# [Problem details]
Each entry below should be written out exactly as it is, with no pictures.

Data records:
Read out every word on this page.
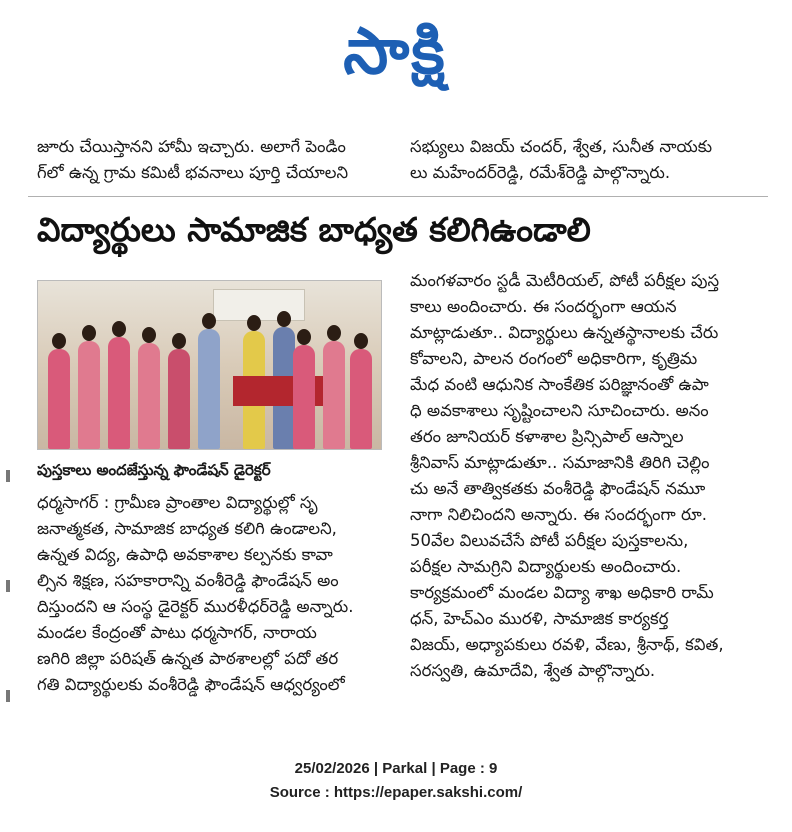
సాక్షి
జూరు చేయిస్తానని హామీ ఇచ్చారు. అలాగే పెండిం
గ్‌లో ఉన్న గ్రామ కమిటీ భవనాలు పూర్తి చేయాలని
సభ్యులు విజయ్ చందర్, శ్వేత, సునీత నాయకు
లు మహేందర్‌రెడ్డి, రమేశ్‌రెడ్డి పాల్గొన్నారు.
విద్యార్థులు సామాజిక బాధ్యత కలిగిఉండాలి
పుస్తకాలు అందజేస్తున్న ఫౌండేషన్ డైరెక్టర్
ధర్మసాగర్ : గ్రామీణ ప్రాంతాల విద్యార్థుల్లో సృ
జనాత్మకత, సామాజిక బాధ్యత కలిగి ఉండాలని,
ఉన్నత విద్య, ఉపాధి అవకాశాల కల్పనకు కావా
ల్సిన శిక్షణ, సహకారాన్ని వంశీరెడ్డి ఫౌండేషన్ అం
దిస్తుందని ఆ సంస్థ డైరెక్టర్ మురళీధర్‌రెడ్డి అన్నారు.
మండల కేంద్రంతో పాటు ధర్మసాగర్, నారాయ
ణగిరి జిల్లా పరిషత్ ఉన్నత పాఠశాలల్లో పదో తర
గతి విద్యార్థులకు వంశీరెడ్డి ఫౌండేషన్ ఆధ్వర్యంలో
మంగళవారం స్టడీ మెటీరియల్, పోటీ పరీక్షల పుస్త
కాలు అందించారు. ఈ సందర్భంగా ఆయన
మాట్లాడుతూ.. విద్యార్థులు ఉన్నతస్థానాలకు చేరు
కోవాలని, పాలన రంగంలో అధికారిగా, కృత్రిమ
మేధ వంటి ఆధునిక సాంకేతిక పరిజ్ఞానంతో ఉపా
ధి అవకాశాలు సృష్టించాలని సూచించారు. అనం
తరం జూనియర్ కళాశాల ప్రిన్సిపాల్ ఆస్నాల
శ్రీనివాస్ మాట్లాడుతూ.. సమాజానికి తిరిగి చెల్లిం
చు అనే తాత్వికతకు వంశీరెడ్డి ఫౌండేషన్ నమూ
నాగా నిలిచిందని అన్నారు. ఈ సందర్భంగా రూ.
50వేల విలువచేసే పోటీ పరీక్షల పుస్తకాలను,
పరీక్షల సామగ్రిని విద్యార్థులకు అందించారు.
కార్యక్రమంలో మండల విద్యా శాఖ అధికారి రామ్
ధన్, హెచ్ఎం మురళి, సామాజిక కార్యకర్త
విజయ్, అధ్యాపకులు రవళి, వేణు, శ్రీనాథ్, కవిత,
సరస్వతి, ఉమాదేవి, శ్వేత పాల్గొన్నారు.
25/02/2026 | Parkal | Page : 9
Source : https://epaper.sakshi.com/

# [Problem solution]
Read out every word on this page.
సాక్షి
జూరు చేయిస్తానని హామీ ఇచ్చారు. అలాగే పెండిం
గ్‌లో ఉన్న గ్రామ కమిటీ భవనాలు పూర్తి చేయాలని
సభ్యులు విజయ్ చందర్, శ్వేత, సునీత నాయకు
లు మహేందర్‌రెడ్డి, రమేశ్‌రెడ్డి పాల్గొన్నారు.
విద్యార్థులు సామాజిక బాధ్యత కలిగిఉండాలి
పుస్తకాలు అందజేస్తున్న ఫౌండేషన్ డైరెక్టర్
ధర్మసాగర్ : గ్రామీణ ప్రాంతాల విద్యార్థుల్లో సృ
జనాత్మకత, సామాజిక బాధ్యత కలిగి ఉండాలని,
ఉన్నత విద్య, ఉపాధి అవకాశాల కల్పనకు కావా
ల్సిన శిక్షణ, సహకారాన్ని వంశీరెడ్డి ఫౌండేషన్ అం
దిస్తుందని ఆ సంస్థ డైరెక్టర్ మురళీధర్‌రెడ్డి అన్నారు.
మండల కేంద్రంతో పాటు ధర్మసాగర్, నారాయ
ణగిరి జిల్లా పరిషత్ ఉన్నత పాఠశాలల్లో పదో తర
గతి విద్యార్థులకు వంశీరెడ్డి ఫౌండేషన్ ఆధ్వర్యంలో
మంగళవారం స్టడీ మెటీరియల్, పోటీ పరీక్షల పుస్త
కాలు అందించారు. ఈ సందర్భంగా ఆయన
మాట్లాడుతూ.. విద్యార్థులు ఉన్నతస్థానాలకు చేరు
కోవాలని, పాలన రంగంలో అధికారిగా, కృత్రిమ
మేధ వంటి ఆధునిక సాంకేతిక పరిజ్ఞానంతో ఉపా
ధి అవకాశాలు సృష్టించాలని సూచించారు. అనం
తరం జూనియర్ కళాశాల ప్రిన్సిపాల్ ఆస్నాల
శ్రీనివాస్ మాట్లాడుతూ.. సమాజానికి తిరిగి చెల్లిం
చు అనే తాత్వికతకు వంశీరెడ్డి ఫౌండేషన్ నమూ
నాగా నిలిచిందని అన్నారు. ఈ సందర్భంగా రూ.
50వేల విలువచేసే పోటీ పరీక్షల పుస్తకాలను,
పరీక్షల సామగ్రిని విద్యార్థులకు అందించారు.
కార్యక్రమంలో మండల విద్యా శాఖ అధికారి రామ్
ధన్, హెచ్ఎం మురళి, సామాజిక కార్యకర్త
విజయ్, అధ్యాపకులు రవళి, వేణు, శ్రీనాథ్, కవిత,
సరస్వతి, ఉమాదేవి, శ్వేత పాల్గొన్నారు.
25/02/2026 | Parkal | Page : 9
Source : https://epaper.sakshi.com/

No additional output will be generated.